=== What is being asked ===
In the listing below, pick out every line that contains the string "button" and copy each one out. Case counts.

[Page element annotations]

▶

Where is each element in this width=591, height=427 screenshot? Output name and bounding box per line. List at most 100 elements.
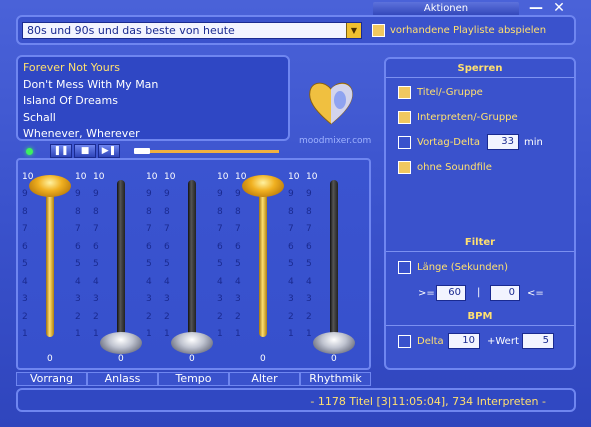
track-item[interactable]: Schall — [23, 111, 56, 124]
moodmixer-window: Aktionen — ✕ 80s und 90s und das beste v… — [0, 0, 591, 427]
scale-tick-label: 2 — [22, 311, 28, 322]
scale-tick-label: 1 — [235, 329, 241, 339]
scale-tick-label: 10 — [93, 172, 105, 182]
divider — [386, 325, 574, 326]
label-tempo: Tempo — [158, 372, 229, 386]
scale-tick-label: 6 — [146, 241, 152, 252]
scale-tick-label: 7 — [306, 224, 312, 235]
slider-track[interactable] — [117, 180, 125, 337]
scale-tick-label: 6 — [306, 241, 312, 252]
play-indicator-icon — [26, 148, 33, 155]
minimize-button[interactable]: — — [527, 0, 545, 16]
scale-tick-label: 2 — [75, 311, 81, 322]
slider-track[interactable] — [330, 180, 338, 337]
scale-tick-label: 7 — [235, 224, 241, 235]
slider-value: 0 — [118, 354, 124, 364]
bpm-delta-label: Delta — [417, 336, 444, 347]
slider-knob-anlass[interactable] — [100, 332, 142, 354]
interpreten-gruppe-label: Interpreten/-Gruppe — [417, 112, 518, 123]
scale-tick-label: 8 — [75, 206, 81, 217]
laenge-checkbox[interactable] — [398, 261, 411, 274]
scale-tick-label: 2 — [217, 311, 223, 322]
next-button[interactable]: ▶❚ — [98, 144, 120, 158]
scale-tick-label: 3 — [146, 294, 152, 305]
scale-tick-label: 4 — [217, 276, 223, 287]
scale-tick-label: 3 — [164, 294, 170, 305]
scale-tick-label: 5 — [164, 259, 170, 270]
scale-tick-label: 9 — [288, 189, 294, 200]
scale-tick-label: 3 — [288, 294, 294, 305]
slider-track[interactable] — [46, 180, 54, 337]
mood-sliders: 10 9 8 7 6 5 4 3 2 1 0 10 10 9 9 8 8 7 7 6 6 5 5 4 4 3 3 2 2 1 1 0 10 10 9… — [16, 158, 371, 370]
scale-tick-label: 8 — [146, 206, 152, 217]
vortag-unit: min — [524, 137, 543, 148]
position-handle[interactable] — [134, 148, 150, 154]
track-item[interactable]: Forever Not Yours — [23, 61, 120, 74]
scale-tick-label: 5 — [22, 259, 28, 270]
scale-tick-label: 2 — [288, 311, 294, 322]
slider-knob-vorrang[interactable] — [29, 175, 71, 197]
chevron-down-icon[interactable]: ▼ — [346, 23, 361, 38]
ohne-soundfile-checkbox[interactable] — [398, 161, 411, 174]
scale-tick-label: 5 — [306, 259, 312, 270]
bpm-heading: BPM — [467, 311, 493, 322]
scale-tick-label: 3 — [235, 294, 241, 305]
bpm-wert-label: +Wert — [487, 336, 519, 347]
scale-tick-label: 10 — [217, 172, 229, 182]
scale-tick-label: 9 — [22, 189, 28, 200]
scale-tick-label: 5 — [93, 259, 99, 270]
label-rhythmik: Rhythmik — [300, 372, 371, 386]
scale-tick-label: 6 — [164, 241, 170, 252]
stop-button[interactable]: ■ — [74, 144, 96, 158]
scale-tick-label: 9 — [306, 189, 312, 200]
label-alter: Alter — [229, 372, 300, 386]
filter-heading: Filter — [464, 237, 496, 248]
scale-tick-label: 5 — [235, 259, 241, 270]
existing-playlist-checkbox[interactable] — [372, 24, 385, 37]
scale-tick-label: 7 — [22, 224, 28, 235]
vortag-delta-input[interactable]: 33 — [487, 134, 519, 150]
scale-tick-label: 10 — [75, 172, 87, 182]
scale-tick-label: 6 — [93, 241, 99, 252]
scale-tick-label: 3 — [93, 294, 99, 305]
bpm-delta-input[interactable]: 10 — [448, 333, 480, 349]
min-length-input[interactable]: 60 — [436, 285, 466, 301]
scale-tick-label: 7 — [288, 224, 294, 235]
slider-knob-tempo[interactable] — [171, 332, 213, 354]
scale-tick-label: 1 — [164, 329, 170, 339]
bpm-wert-input[interactable]: 5 — [522, 333, 554, 349]
scale-tick-label: 1 — [217, 329, 223, 339]
slider-value: 0 — [47, 354, 53, 364]
scale-tick-label: 8 — [93, 206, 99, 217]
slider-track[interactable] — [188, 180, 196, 337]
track-item[interactable]: Island Of Dreams — [23, 94, 118, 107]
slider-track[interactable] — [259, 180, 267, 337]
max-length-input[interactable]: 0 — [490, 285, 520, 301]
vortag-delta-label: Vortag-Delta — [417, 137, 480, 148]
slider-knob-alter[interactable] — [242, 175, 284, 197]
scale-tick-label: 4 — [75, 276, 81, 287]
scale-tick-label: 6 — [217, 241, 223, 252]
position-track[interactable] — [134, 150, 279, 153]
slider-value: 0 — [260, 354, 266, 364]
scale-tick-label: 4 — [235, 276, 241, 287]
scale-tick-label: 7 — [146, 224, 152, 235]
vortag-delta-checkbox[interactable] — [398, 136, 411, 149]
scale-tick-label: 1 — [288, 329, 294, 339]
laenge-label: Länge (Sekunden) — [417, 262, 509, 273]
track-item[interactable]: Whenever, Wherever — [23, 127, 140, 140]
interpreten-gruppe-checkbox[interactable] — [398, 111, 411, 124]
pause-button[interactable]: ❚❚ — [50, 144, 72, 158]
close-button[interactable]: ✕ — [550, 0, 568, 16]
bpm-delta-checkbox[interactable] — [398, 335, 411, 348]
playlist-select[interactable]: 80s und 90s und das beste von heute ▼ — [22, 22, 362, 39]
track-item[interactable]: Don't Mess With My Man — [23, 78, 158, 91]
scale-tick-label: 1 — [93, 329, 99, 339]
aktionen-menu[interactable]: Aktionen — [373, 2, 519, 16]
slider-labels: Vorrang Anlass Tempo Alter Rhythmik — [16, 372, 371, 386]
titel-gruppe-checkbox[interactable] — [398, 86, 411, 99]
scale-tick-label: 10 — [306, 172, 318, 182]
scale-tick-label: 8 — [288, 206, 294, 217]
label-vorrang: Vorrang — [16, 372, 87, 386]
slider-knob-rhythmik[interactable] — [313, 332, 355, 354]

◀

=== Solution to the problem ===
minimize-button[interactable]: — — [527, 0, 545, 16]
next-button[interactable]: ▶❚ — [98, 144, 120, 158]
stop-button[interactable]: ■ — [74, 144, 96, 158]
pause-button[interactable]: ❚❚ — [50, 144, 72, 158]
close-button[interactable]: ✕ — [550, 0, 568, 16]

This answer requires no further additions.